TASK TO CARRY OUT:
Take the data that follows and retype it word for word.

RECORDS FOR PROCESSING:
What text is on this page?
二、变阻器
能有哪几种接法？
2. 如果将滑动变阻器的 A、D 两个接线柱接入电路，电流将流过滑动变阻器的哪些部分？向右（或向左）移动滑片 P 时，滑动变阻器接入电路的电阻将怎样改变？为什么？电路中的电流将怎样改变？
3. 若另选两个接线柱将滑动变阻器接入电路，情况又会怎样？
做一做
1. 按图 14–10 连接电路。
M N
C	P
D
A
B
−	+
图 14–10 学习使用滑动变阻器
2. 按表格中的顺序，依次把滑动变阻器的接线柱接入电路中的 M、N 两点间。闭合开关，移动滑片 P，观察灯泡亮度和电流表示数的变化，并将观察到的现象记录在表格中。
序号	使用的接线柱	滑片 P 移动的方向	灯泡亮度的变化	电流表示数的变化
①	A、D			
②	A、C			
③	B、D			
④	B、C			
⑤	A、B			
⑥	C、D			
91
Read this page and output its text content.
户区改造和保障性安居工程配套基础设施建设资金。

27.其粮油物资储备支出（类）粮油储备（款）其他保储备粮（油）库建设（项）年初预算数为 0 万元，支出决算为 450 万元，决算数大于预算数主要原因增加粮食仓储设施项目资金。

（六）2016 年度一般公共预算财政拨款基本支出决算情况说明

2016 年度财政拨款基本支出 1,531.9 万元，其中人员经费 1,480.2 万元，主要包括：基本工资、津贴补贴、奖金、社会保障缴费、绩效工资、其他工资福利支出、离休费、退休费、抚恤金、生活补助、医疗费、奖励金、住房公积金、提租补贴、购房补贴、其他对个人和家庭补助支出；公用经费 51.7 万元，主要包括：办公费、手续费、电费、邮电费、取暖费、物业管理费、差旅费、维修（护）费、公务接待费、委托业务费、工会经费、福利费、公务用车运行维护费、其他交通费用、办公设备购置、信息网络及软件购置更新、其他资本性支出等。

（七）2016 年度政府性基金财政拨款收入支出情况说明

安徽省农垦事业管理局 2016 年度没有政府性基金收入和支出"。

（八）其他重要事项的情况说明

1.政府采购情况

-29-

OUTPUT:
What text is on this page?
二、变阻器
能有哪几种接法？
2. 如果将滑动变阻器的 A、D 两个接线柱接入电路，电流将流过滑动变阻器的哪些部分？向右（或向左）移动滑片 P 时，滑动变阻器接入电路的电阻将怎样改变？为什么？电路中的电流将怎样改变？
3. 若另选两个接线柱将滑动变阻器接入电路，情况又会怎样？
做一做
1. 按图 14–10 连接电路。
M N
C	P
D
A
B
−	+
图 14–10 学习使用滑动变阻器
2. 按表格中的顺序，依次把滑动变阻器的接线柱接入电路中的 M、N 两点间。闭合开关，移动滑片 P，观察灯泡亮度和电流表示数的变化，并将观察到的现象记录在表格中。
序号	使用的接线柱	滑片 P 移动的方向	灯泡亮度的变化	电流表示数的变化
①	A、D			
②	A、C			
③	B、D			
④	B、C			
⑤	A、B			
⑥	C、D			
91
Read this page and output its text content.
户区改造和保障性安居工程配套基础设施建设资金。

27.其粮油物资储备支出（类）粮油储备（款）其他保储备粮（油）库建设（项）年初预算数为 0 万元，支出决算为 450 万元，决算数大于预算数主要原因增加粮食仓储设施项目资金。

（六）2016 年度一般公共预算财政拨款基本支出决算情况说明

2016 年度财政拨款基本支出 1,531.9 万元，其中人员经费 1,480.2 万元，主要包括：基本工资、津贴补贴、奖金、社会保障缴费、绩效工资、其他工资福利支出、离休费、退休费、抚恤金、生活补助、医疗费、奖励金、住房公积金、提租补贴、购房补贴、其他对个人和家庭补助支出；公用经费 51.7 万元，主要包括：办公费、手续费、电费、邮电费、取暖费、物业管理费、差旅费、维修（护）费、公务接待费、委托业务费、工会经费、福利费、公务用车运行维护费、其他交通费用、办公设备购置、信息网络及软件购置更新、其他资本性支出等。

（七）2016 年度政府性基金财政拨款收入支出情况说明

安徽省农垦事业管理局 2016 年度没有政府性基金收入和支出"。

（八）其他重要事项的情况说明

1.政府采购情况

-29-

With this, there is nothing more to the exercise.